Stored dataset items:
'''

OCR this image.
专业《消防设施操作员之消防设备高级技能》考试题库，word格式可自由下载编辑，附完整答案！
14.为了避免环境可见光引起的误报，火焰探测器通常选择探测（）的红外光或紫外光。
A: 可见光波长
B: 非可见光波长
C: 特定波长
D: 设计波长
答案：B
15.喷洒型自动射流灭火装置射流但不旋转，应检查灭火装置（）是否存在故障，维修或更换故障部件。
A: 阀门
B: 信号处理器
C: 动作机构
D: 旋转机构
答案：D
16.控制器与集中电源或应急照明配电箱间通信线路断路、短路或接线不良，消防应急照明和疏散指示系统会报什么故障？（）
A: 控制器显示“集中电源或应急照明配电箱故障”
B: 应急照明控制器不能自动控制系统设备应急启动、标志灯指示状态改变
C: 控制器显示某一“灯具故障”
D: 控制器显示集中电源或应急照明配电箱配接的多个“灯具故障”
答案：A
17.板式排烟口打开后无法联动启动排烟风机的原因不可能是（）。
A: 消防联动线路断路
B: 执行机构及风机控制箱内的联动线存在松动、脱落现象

'''

**PROBLEM DETAILS**: Pick out, from the lines above, every one that contains the string "灯具故障".

**RESPONSE**:
C: 控制器显示某一“灯具故障”
D: 控制器显示集中电源或应急照明配电箱配接的多个“灯具故障”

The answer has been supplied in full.